───── Input rows
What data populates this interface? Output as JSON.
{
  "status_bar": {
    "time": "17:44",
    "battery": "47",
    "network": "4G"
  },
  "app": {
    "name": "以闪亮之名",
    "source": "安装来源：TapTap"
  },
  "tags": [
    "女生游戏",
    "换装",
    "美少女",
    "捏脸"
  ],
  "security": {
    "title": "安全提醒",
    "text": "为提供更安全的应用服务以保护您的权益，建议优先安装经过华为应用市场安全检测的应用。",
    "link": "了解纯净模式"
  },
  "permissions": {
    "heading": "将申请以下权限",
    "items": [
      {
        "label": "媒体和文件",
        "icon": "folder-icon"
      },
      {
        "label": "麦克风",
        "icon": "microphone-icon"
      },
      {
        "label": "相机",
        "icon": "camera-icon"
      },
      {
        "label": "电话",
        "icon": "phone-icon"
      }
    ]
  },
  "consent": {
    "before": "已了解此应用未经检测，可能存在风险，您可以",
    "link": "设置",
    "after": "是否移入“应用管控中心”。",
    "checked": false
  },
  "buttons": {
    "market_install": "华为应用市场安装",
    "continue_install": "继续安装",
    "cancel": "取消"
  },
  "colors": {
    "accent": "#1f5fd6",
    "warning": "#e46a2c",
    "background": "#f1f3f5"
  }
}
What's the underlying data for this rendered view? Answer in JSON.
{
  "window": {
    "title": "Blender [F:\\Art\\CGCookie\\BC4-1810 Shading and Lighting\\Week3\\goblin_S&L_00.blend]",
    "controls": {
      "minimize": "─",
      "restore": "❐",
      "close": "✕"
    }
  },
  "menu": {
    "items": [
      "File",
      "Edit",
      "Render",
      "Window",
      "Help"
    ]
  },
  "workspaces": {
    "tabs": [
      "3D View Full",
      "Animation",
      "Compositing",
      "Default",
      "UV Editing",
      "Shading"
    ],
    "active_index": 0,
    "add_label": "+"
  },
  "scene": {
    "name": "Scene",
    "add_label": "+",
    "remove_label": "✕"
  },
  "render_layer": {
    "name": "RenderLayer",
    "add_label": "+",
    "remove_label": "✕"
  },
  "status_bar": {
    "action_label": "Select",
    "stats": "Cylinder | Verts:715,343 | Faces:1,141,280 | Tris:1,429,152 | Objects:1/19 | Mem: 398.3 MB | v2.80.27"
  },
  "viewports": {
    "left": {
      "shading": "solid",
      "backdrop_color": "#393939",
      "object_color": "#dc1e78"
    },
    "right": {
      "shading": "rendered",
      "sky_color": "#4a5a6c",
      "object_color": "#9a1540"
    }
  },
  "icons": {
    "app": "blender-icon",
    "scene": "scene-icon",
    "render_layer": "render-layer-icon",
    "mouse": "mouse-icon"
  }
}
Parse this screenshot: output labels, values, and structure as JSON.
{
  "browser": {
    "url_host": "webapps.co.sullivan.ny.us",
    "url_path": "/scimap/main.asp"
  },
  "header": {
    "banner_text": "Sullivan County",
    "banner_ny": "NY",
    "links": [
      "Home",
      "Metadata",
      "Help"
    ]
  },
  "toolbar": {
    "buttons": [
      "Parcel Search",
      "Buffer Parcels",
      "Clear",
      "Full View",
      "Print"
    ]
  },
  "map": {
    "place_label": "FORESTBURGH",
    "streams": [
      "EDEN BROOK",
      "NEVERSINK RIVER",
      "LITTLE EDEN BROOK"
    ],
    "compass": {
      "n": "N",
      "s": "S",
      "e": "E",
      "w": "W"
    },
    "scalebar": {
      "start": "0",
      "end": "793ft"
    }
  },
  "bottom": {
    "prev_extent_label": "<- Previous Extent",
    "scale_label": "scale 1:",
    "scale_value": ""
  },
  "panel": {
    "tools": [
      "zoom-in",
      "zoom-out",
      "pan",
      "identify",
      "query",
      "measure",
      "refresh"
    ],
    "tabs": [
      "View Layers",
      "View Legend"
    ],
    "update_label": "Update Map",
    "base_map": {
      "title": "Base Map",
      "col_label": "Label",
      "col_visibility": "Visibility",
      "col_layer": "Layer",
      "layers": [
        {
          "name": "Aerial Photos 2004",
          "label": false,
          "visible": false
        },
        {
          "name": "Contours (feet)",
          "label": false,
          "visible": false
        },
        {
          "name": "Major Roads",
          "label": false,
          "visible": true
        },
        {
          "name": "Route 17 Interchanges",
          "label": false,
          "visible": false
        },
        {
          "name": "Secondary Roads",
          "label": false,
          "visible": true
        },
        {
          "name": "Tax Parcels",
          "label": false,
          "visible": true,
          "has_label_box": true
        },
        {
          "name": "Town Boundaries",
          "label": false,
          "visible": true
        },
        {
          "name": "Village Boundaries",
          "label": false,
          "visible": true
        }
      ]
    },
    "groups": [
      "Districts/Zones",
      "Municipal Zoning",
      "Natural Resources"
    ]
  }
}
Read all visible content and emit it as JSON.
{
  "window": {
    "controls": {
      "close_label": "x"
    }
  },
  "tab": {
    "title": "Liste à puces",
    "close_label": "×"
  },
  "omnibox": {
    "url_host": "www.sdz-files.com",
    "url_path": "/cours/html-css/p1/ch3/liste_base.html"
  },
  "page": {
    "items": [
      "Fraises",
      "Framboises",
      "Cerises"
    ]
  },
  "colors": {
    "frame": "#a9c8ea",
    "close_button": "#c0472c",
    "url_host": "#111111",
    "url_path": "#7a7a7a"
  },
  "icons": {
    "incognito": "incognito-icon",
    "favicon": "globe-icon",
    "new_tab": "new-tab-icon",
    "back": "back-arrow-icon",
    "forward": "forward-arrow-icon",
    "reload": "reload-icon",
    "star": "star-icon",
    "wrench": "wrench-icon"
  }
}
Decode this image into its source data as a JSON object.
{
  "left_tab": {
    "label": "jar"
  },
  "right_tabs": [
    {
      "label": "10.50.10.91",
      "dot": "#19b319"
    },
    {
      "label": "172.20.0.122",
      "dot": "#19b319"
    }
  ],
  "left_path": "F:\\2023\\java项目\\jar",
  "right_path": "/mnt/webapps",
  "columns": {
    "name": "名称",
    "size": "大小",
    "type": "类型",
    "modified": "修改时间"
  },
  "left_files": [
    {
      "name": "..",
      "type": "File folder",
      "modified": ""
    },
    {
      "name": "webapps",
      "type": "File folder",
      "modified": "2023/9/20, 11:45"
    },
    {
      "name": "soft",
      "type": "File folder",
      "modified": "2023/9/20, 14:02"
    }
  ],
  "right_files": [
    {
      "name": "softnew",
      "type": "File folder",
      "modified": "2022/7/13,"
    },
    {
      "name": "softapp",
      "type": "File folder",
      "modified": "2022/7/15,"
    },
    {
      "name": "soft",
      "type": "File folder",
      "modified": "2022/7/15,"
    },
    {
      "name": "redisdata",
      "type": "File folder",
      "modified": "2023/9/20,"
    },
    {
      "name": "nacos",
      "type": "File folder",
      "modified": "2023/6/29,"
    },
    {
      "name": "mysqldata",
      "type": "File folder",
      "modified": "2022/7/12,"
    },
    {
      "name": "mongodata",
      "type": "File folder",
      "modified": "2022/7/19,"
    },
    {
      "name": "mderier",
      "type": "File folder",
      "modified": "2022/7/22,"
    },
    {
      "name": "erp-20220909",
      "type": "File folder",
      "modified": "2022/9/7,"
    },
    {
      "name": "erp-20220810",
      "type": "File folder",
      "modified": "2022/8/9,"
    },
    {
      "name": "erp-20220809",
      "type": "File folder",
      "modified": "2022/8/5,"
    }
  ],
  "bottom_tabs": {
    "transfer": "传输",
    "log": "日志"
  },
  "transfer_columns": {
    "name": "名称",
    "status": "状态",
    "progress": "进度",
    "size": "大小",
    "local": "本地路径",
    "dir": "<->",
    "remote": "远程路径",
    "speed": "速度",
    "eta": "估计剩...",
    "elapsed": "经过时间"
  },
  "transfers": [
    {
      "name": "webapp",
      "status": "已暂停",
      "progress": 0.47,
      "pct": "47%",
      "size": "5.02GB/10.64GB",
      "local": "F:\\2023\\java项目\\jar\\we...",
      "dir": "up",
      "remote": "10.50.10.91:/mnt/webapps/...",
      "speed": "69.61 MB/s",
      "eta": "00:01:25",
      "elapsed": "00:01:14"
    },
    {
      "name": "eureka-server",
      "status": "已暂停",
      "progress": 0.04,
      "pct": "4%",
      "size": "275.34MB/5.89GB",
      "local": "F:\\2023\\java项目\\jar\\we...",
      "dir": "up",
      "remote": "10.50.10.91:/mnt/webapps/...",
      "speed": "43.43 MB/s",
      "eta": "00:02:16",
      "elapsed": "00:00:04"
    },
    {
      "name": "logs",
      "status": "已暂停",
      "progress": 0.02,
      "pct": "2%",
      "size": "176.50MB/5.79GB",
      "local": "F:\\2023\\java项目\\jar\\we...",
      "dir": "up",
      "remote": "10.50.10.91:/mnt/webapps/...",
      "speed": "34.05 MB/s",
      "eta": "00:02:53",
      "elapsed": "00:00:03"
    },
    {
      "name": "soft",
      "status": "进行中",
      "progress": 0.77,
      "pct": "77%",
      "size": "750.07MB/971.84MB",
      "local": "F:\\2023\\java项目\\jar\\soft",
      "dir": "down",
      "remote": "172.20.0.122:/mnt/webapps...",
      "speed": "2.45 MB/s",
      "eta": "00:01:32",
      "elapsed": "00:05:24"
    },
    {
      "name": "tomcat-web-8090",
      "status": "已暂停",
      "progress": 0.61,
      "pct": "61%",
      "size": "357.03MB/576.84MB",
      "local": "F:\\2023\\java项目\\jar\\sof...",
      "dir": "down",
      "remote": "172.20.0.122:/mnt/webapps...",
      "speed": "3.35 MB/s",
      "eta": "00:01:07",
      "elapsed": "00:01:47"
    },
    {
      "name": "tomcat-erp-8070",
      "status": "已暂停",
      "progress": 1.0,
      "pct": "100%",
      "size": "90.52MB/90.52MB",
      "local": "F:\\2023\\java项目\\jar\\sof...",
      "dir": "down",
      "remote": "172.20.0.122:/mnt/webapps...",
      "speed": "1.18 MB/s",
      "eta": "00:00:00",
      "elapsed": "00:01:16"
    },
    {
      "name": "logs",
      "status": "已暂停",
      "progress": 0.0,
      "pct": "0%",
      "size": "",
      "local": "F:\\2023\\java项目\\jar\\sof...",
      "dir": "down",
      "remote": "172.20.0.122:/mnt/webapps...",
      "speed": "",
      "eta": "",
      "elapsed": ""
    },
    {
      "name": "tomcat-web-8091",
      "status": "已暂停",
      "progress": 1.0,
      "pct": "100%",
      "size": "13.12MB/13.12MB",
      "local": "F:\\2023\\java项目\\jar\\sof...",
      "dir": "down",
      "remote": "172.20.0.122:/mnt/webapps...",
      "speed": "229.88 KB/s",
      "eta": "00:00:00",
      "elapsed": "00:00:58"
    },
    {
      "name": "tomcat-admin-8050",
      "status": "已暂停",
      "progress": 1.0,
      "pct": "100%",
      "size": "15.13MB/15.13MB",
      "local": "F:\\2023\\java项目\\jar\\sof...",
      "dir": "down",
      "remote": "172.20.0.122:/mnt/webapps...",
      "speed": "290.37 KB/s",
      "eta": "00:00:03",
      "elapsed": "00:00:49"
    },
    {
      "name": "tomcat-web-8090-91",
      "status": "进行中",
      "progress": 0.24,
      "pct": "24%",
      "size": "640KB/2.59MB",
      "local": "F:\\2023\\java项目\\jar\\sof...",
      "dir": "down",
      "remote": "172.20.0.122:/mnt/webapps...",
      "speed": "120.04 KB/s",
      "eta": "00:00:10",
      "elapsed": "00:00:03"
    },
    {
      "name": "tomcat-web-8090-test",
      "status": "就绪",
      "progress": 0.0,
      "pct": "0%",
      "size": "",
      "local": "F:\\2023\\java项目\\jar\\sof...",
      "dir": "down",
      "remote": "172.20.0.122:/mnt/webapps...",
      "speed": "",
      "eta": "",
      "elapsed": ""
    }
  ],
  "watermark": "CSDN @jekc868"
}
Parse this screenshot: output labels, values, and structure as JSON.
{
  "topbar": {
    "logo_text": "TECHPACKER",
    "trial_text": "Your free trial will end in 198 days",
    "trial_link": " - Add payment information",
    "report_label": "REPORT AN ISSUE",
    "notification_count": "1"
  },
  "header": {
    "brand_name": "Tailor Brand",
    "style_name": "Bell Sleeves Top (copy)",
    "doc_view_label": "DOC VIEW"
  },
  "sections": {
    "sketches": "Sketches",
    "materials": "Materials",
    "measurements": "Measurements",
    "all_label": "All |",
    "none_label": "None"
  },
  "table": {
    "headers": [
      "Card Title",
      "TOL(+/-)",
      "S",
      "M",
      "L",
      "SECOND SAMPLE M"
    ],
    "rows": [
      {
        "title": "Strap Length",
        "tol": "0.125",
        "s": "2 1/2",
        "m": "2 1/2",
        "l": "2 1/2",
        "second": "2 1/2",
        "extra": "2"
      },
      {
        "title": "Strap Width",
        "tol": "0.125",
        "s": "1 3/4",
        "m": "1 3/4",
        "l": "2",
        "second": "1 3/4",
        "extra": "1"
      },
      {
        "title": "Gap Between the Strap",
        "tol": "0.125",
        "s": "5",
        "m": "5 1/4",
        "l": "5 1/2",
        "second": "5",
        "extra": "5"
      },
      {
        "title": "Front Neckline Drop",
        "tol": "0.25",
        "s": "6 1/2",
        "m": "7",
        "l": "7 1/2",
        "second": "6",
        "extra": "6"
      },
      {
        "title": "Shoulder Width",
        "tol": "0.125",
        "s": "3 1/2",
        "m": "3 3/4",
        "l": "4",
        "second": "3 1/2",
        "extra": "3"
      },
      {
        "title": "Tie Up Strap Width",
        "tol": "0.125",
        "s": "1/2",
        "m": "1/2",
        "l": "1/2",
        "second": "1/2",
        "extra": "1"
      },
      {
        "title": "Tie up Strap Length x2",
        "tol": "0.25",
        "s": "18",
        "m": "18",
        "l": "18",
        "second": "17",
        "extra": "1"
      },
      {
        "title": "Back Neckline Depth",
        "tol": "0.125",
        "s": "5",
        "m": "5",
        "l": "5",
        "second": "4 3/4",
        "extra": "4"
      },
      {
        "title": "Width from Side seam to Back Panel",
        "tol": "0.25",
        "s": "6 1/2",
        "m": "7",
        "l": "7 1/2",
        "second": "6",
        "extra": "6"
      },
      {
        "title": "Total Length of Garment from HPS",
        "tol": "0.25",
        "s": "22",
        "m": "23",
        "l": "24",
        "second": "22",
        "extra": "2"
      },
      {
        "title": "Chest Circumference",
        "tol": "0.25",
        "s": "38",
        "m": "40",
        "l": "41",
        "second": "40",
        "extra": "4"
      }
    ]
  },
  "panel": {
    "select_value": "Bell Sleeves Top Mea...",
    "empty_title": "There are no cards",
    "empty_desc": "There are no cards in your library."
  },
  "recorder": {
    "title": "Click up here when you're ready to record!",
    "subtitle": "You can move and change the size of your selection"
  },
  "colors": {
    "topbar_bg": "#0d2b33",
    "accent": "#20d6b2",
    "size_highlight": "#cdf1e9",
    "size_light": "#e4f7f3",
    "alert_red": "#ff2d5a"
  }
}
──────────
▶ [Brief] Find the lines containing "tomcat" and list every one of them.

▶ [Right answer]
      "name": "tomcat-web-8090",
      "name": "tomcat-erp-8070",
      "name": "tomcat-web-8091",
      "name": "tomcat-admin-8050",
      "name": "tomcat-web-8090-91",
      "name": "tomcat-web-8090-test",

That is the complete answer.